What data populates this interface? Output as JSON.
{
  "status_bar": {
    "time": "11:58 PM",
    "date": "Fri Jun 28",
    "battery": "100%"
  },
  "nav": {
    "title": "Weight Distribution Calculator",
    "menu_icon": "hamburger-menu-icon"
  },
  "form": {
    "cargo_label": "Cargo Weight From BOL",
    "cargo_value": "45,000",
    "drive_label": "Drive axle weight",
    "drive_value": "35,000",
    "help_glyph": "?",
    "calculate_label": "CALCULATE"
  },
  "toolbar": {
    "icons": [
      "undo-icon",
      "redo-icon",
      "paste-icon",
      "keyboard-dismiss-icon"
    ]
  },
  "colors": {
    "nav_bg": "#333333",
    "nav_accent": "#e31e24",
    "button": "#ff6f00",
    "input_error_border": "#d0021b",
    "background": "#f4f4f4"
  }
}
____________________
**What the task asks**
Exactly reproduce all of the entries above.

**Finished exercise**
What data populates this interface? Output as JSON.
{
  "status_bar": {
    "time": "11:58 PM",
    "date": "Fri Jun 28",
    "battery": "100%"
  },
  "nav": {
    "title": "Weight Distribution Calculator",
    "menu_icon": "hamburger-menu-icon"
  },
  "form": {
    "cargo_label": "Cargo Weight From BOL",
    "cargo_value": "45,000",
    "drive_label": "Drive axle weight",
    "drive_value": "35,000",
    "help_glyph": "?",
    "calculate_label": "CALCULATE"
  },
  "toolbar": {
    "icons": [
      "undo-icon",
      "redo-icon",
      "paste-icon",
      "keyboard-dismiss-icon"
    ]
  },
  "colors": {
    "nav_bg": "#333333",
    "nav_accent": "#e31e24",
    "button": "#ff6f00",
    "input_error_border": "#d0021b",
    "background": "#f4f4f4"
  }
}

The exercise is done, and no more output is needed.